STATED TASK
Transcribe the material in full, exactly as written.

Saved entries
* * *
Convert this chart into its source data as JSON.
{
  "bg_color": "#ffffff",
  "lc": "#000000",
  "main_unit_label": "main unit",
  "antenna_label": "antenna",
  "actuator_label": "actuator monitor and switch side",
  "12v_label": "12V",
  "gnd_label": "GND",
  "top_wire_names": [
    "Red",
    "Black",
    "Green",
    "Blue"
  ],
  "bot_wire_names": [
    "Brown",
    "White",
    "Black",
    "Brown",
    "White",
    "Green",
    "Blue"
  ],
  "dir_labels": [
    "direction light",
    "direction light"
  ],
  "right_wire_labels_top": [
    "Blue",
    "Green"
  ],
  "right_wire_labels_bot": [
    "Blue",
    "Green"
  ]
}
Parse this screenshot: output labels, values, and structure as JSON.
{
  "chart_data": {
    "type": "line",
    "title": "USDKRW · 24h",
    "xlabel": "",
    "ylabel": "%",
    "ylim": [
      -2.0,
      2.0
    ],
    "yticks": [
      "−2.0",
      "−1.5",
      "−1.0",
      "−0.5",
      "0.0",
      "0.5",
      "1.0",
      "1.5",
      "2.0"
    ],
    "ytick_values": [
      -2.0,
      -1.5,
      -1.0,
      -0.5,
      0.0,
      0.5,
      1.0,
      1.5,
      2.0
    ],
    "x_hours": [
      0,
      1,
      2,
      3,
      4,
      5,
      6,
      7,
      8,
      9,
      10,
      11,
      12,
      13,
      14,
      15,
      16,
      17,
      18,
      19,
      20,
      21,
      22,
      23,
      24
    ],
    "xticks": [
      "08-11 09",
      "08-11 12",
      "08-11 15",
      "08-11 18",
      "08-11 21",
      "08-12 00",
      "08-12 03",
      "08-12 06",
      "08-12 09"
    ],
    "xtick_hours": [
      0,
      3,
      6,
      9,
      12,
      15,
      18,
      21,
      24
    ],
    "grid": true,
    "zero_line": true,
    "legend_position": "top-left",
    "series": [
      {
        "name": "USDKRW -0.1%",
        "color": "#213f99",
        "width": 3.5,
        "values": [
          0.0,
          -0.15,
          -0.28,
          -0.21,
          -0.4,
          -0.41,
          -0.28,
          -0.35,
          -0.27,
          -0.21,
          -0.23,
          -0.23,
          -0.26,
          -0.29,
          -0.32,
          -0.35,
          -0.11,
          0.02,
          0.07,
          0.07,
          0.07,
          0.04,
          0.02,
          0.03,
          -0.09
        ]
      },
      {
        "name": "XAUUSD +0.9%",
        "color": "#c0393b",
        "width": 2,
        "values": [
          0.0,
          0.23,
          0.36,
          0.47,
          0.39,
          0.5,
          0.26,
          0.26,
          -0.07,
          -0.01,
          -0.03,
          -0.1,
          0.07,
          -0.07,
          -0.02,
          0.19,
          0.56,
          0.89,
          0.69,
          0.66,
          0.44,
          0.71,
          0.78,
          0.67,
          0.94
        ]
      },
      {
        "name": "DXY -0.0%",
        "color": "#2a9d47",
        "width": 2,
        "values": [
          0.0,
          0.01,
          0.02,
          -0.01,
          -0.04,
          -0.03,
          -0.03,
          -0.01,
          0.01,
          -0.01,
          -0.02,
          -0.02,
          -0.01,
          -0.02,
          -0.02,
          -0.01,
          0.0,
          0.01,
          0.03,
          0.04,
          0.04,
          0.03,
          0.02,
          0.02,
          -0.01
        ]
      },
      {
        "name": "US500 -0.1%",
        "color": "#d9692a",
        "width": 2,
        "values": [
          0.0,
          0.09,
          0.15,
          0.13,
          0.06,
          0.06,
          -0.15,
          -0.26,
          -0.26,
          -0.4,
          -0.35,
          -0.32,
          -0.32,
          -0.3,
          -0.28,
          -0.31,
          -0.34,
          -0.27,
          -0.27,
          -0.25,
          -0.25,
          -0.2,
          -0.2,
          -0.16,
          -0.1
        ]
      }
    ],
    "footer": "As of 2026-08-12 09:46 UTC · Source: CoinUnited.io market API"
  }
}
* * *
ANSWER BELOW
Convert this chart into its source data as JSON.
{
  "bg_color": "#ffffff",
  "lc": "#000000",
  "main_unit_label": "main unit",
  "antenna_label": "antenna",
  "actuator_label": "actuator monitor and switch side",
  "12v_label": "12V",
  "gnd_label": "GND",
  "top_wire_names": [
    "Red",
    "Black",
    "Green",
    "Blue"
  ],
  "bot_wire_names": [
    "Brown",
    "White",
    "Black",
    "Brown",
    "White",
    "Green",
    "Blue"
  ],
  "dir_labels": [
    "direction light",
    "direction light"
  ],
  "right_wire_labels_top": [
    "Blue",
    "Green"
  ],
  "right_wire_labels_bot": [
    "Blue",
    "Green"
  ]
}
Parse this screenshot: output labels, values, and structure as JSON.
{
  "chart_data": {
    "type": "line",
    "title": "USDKRW · 24h",
    "xlabel": "",
    "ylabel": "%",
    "ylim": [
      -2.0,
      2.0
    ],
    "yticks": [
      "−2.0",
      "−1.5",
      "−1.0",
      "−0.5",
      "0.0",
      "0.5",
      "1.0",
      "1.5",
      "2.0"
    ],
    "ytick_values": [
      -2.0,
      -1.5,
      -1.0,
      -0.5,
      0.0,
      0.5,
      1.0,
      1.5,
      2.0
    ],
    "x_hours": [
      0,
      1,
      2,
      3,
      4,
      5,
      6,
      7,
      8,
      9,
      10,
      11,
      12,
      13,
      14,
      15,
      16,
      17,
      18,
      19,
      20,
      21,
      22,
      23,
      24
    ],
    "xticks": [
      "08-11 09",
      "08-11 12",
      "08-11 15",
      "08-11 18",
      "08-11 21",
      "08-12 00",
      "08-12 03",
      "08-12 06",
      "08-12 09"
    ],
    "xtick_hours": [
      0,
      3,
      6,
      9,
      12,
      15,
      18,
      21,
      24
    ],
    "grid": true,
    "zero_line": true,
    "legend_position": "top-left",
    "series": [
      {
        "name": "USDKRW -0.1%",
        "color": "#213f99",
        "width": 3.5,
        "values": [
          0.0,
          -0.15,
          -0.28,
          -0.21,
          -0.4,
          -0.41,
          -0.28,
          -0.35,
          -0.27,
          -0.21,
          -0.23,
          -0.23,
          -0.26,
          -0.29,
          -0.32,
          -0.35,
          -0.11,
          0.02,
          0.07,
          0.07,
          0.07,
          0.04,
          0.02,
          0.03,
          -0.09
        ]
      },
      {
        "name": "XAUUSD +0.9%",
        "color": "#c0393b",
        "width": 2,
        "values": [
          0.0,
          0.23,
          0.36,
          0.47,
          0.39,
          0.5,
          0.26,
          0.26,
          -0.07,
          -0.01,
          -0.03,
          -0.1,
          0.07,
          -0.07,
          -0.02,
          0.19,
          0.56,
          0.89,
          0.69,
          0.66,
          0.44,
          0.71,
          0.78,
          0.67,
          0.94
        ]
      },
      {
        "name": "DXY -0.0%",
        "color": "#2a9d47",
        "width": 2,
        "values": [
          0.0,
          0.01,
          0.02,
          -0.01,
          -0.04,
          -0.03,
          -0.03,
          -0.01,
          0.01,
          -0.01,
          -0.02,
          -0.02,
          -0.01,
          -0.02,
          -0.02,
          -0.01,
          0.0,
          0.01,
          0.03,
          0.04,
          0.04,
          0.03,
          0.02,
          0.02,
          -0.01
        ]
      },
      {
        "name": "US500 -0.1%",
        "color": "#d9692a",
        "width": 2,
        "values": [
          0.0,
          0.09,
          0.15,
          0.13,
          0.06,
          0.06,
          -0.15,
          -0.26,
          -0.26,
          -0.4,
          -0.35,
          -0.32,
          -0.32,
          -0.3,
          -0.28,
          -0.31,
          -0.34,
          -0.27,
          -0.27,
          -0.25,
          -0.25,
          -0.2,
          -0.2,
          -0.16,
          -0.1
        ]
      }
    ],
    "footer": "As of 2026-08-12 09:46 UTC · Source: CoinUnited.io market API"
  }
}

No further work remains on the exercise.